_What is asked:_ Can you transcribe every record below exactly as it appears?

_Dataset extract:_
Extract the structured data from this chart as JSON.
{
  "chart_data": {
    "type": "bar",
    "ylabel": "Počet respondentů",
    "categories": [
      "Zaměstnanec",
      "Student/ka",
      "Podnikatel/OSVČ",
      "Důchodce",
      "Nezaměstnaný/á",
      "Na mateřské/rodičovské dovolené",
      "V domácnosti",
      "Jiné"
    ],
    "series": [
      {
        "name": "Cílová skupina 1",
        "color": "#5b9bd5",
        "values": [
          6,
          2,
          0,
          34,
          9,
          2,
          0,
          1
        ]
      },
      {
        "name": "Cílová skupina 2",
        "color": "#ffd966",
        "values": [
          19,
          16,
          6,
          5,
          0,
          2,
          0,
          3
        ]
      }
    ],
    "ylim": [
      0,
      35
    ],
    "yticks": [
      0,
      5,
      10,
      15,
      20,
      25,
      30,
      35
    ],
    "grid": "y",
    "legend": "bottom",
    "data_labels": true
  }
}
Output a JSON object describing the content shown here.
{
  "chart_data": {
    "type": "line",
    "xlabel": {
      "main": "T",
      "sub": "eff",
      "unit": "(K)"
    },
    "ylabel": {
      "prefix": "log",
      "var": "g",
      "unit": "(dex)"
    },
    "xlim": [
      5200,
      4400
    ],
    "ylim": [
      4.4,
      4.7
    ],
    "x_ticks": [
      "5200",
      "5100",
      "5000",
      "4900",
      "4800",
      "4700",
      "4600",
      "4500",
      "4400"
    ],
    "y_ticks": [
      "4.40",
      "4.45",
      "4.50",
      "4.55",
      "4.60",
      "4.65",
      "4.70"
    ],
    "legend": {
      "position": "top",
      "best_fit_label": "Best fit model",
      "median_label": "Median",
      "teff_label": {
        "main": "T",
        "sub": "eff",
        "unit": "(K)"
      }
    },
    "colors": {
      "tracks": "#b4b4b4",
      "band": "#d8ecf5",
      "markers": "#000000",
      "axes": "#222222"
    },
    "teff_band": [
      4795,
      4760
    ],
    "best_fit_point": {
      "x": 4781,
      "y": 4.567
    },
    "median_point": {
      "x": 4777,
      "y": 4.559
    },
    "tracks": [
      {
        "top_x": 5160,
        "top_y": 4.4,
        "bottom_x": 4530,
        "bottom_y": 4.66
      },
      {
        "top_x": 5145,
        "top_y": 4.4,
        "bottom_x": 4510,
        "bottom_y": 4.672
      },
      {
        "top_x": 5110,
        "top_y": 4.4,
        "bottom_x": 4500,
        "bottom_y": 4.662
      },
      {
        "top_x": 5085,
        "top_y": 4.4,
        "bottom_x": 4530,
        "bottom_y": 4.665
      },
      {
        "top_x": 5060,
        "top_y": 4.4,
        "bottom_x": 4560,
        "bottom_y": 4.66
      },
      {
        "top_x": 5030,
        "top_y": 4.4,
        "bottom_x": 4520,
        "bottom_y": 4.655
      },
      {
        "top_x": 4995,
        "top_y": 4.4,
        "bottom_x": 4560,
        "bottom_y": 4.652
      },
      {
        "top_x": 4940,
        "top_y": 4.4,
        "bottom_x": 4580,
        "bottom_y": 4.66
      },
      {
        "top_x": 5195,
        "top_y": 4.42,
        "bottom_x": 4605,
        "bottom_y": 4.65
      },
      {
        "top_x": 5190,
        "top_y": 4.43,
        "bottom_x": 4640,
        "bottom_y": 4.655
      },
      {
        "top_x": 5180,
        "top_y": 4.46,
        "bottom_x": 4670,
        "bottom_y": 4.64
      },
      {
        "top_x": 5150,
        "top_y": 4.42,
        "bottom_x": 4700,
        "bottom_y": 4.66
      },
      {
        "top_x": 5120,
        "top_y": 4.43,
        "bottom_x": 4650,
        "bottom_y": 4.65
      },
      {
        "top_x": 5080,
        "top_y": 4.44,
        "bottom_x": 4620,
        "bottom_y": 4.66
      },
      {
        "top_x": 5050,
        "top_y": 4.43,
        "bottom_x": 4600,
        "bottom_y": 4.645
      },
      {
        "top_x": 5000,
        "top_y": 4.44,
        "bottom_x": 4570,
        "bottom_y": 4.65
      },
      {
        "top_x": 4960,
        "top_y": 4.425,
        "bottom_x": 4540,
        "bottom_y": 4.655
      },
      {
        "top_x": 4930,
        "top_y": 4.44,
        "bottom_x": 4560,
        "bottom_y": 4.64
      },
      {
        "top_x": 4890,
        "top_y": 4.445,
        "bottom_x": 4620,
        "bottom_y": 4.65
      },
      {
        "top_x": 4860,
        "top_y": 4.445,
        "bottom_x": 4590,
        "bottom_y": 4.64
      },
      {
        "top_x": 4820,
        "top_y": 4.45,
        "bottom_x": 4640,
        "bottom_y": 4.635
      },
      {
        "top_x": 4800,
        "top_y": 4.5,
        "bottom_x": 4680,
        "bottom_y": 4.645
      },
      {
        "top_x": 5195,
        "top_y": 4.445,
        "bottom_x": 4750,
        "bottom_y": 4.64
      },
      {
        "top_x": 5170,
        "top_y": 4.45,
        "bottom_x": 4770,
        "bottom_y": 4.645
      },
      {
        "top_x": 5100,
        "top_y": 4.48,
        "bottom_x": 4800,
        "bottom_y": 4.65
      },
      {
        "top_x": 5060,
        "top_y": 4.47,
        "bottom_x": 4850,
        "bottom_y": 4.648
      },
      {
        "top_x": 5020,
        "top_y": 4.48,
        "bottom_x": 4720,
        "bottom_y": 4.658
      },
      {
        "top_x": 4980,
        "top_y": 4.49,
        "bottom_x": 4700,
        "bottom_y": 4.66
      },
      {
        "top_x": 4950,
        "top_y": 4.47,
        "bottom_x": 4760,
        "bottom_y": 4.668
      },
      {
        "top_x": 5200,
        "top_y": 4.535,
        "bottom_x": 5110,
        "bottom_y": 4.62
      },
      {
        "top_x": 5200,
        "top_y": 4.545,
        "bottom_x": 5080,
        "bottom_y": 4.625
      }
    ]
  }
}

_Output:_
Extract the structured data from this chart as JSON.
{
  "chart_data": {
    "type": "bar",
    "ylabel": "Počet respondentů",
    "categories": [
      "Zaměstnanec",
      "Student/ka",
      "Podnikatel/OSVČ",
      "Důchodce",
      "Nezaměstnaný/á",
      "Na mateřské/rodičovské dovolené",
      "V domácnosti",
      "Jiné"
    ],
    "series": [
      {
        "name": "Cílová skupina 1",
        "color": "#5b9bd5",
        "values": [
          6,
          2,
          0,
          34,
          9,
          2,
          0,
          1
        ]
      },
      {
        "name": "Cílová skupina 2",
        "color": "#ffd966",
        "values": [
          19,
          16,
          6,
          5,
          0,
          2,
          0,
          3
        ]
      }
    ],
    "ylim": [
      0,
      35
    ],
    "yticks": [
      0,
      5,
      10,
      15,
      20,
      25,
      30,
      35
    ],
    "grid": "y",
    "legend": "bottom",
    "data_labels": true
  }
}
Output a JSON object describing the content shown here.
{
  "chart_data": {
    "type": "line",
    "xlabel": {
      "main": "T",
      "sub": "eff",
      "unit": "(K)"
    },
    "ylabel": {
      "prefix": "log",
      "var": "g",
      "unit": "(dex)"
    },
    "xlim": [
      5200,
      4400
    ],
    "ylim": [
      4.4,
      4.7
    ],
    "x_ticks": [
      "5200",
      "5100",
      "5000",
      "4900",
      "4800",
      "4700",
      "4600",
      "4500",
      "4400"
    ],
    "y_ticks": [
      "4.40",
      "4.45",
      "4.50",
      "4.55",
      "4.60",
      "4.65",
      "4.70"
    ],
    "legend": {
      "position": "top",
      "best_fit_label": "Best fit model",
      "median_label": "Median",
      "teff_label": {
        "main": "T",
        "sub": "eff",
        "unit": "(K)"
      }
    },
    "colors": {
      "tracks": "#b4b4b4",
      "band": "#d8ecf5",
      "markers": "#000000",
      "axes": "#222222"
    },
    "teff_band": [
      4795,
      4760
    ],
    "best_fit_point": {
      "x": 4781,
      "y": 4.567
    },
    "median_point": {
      "x": 4777,
      "y": 4.559
    },
    "tracks": [
      {
        "top_x": 5160,
        "top_y": 4.4,
        "bottom_x": 4530,
        "bottom_y": 4.66
      },
      {
        "top_x": 5145,
        "top_y": 4.4,
        "bottom_x": 4510,
        "bottom_y": 4.672
      },
      {
        "top_x": 5110,
        "top_y": 4.4,
        "bottom_x": 4500,
        "bottom_y": 4.662
      },
      {
        "top_x": 5085,
        "top_y": 4.4,
        "bottom_x": 4530,
        "bottom_y": 4.665
      },
      {
        "top_x": 5060,
        "top_y": 4.4,
        "bottom_x": 4560,
        "bottom_y": 4.66
      },
      {
        "top_x": 5030,
        "top_y": 4.4,
        "bottom_x": 4520,
        "bottom_y": 4.655
      },
      {
        "top_x": 4995,
        "top_y": 4.4,
        "bottom_x": 4560,
        "bottom_y": 4.652
      },
      {
        "top_x": 4940,
        "top_y": 4.4,
        "bottom_x": 4580,
        "bottom_y": 4.66
      },
      {
        "top_x": 5195,
        "top_y": 4.42,
        "bottom_x": 4605,
        "bottom_y": 4.65
      },
      {
        "top_x": 5190,
        "top_y": 4.43,
        "bottom_x": 4640,
        "bottom_y": 4.655
      },
      {
        "top_x": 5180,
        "top_y": 4.46,
        "bottom_x": 4670,
        "bottom_y": 4.64
      },
      {
        "top_x": 5150,
        "top_y": 4.42,
        "bottom_x": 4700,
        "bottom_y": 4.66
      },
      {
        "top_x": 5120,
        "top_y": 4.43,
        "bottom_x": 4650,
        "bottom_y": 4.65
      },
      {
        "top_x": 5080,
        "top_y": 4.44,
        "bottom_x": 4620,
        "bottom_y": 4.66
      },
      {
        "top_x": 5050,
        "top_y": 4.43,
        "bottom_x": 4600,
        "bottom_y": 4.645
      },
      {
        "top_x": 5000,
        "top_y": 4.44,
        "bottom_x": 4570,
        "bottom_y": 4.65
      },
      {
        "top_x": 4960,
        "top_y": 4.425,
        "bottom_x": 4540,
        "bottom_y": 4.655
      },
      {
        "top_x": 4930,
        "top_y": 4.44,
        "bottom_x": 4560,
        "bottom_y": 4.64
      },
      {
        "top_x": 4890,
        "top_y": 4.445,
        "bottom_x": 4620,
        "bottom_y": 4.65
      },
      {
        "top_x": 4860,
        "top_y": 4.445,
        "bottom_x": 4590,
        "bottom_y": 4.64
      },
      {
        "top_x": 4820,
        "top_y": 4.45,
        "bottom_x": 4640,
        "bottom_y": 4.635
      },
      {
        "top_x": 4800,
        "top_y": 4.5,
        "bottom_x": 4680,
        "bottom_y": 4.645
      },
      {
        "top_x": 5195,
        "top_y": 4.445,
        "bottom_x": 4750,
        "bottom_y": 4.64
      },
      {
        "top_x": 5170,
        "top_y": 4.45,
        "bottom_x": 4770,
        "bottom_y": 4.645
      },
      {
        "top_x": 5100,
        "top_y": 4.48,
        "bottom_x": 4800,
        "bottom_y": 4.65
      },
      {
        "top_x": 5060,
        "top_y": 4.47,
        "bottom_x": 4850,
        "bottom_y": 4.648
      },
      {
        "top_x": 5020,
        "top_y": 4.48,
        "bottom_x": 4720,
        "bottom_y": 4.658
      },
      {
        "top_x": 4980,
        "top_y": 4.49,
        "bottom_x": 4700,
        "bottom_y": 4.66
      },
      {
        "top_x": 4950,
        "top_y": 4.47,
        "bottom_x": 4760,
        "bottom_y": 4.668
      },
      {
        "top_x": 5200,
        "top_y": 4.535,
        "bottom_x": 5110,
        "bottom_y": 4.62
      },
      {
        "top_x": 5200,
        "top_y": 4.545,
        "bottom_x": 5080,
        "bottom_y": 4.625
      }
    ]
  }
}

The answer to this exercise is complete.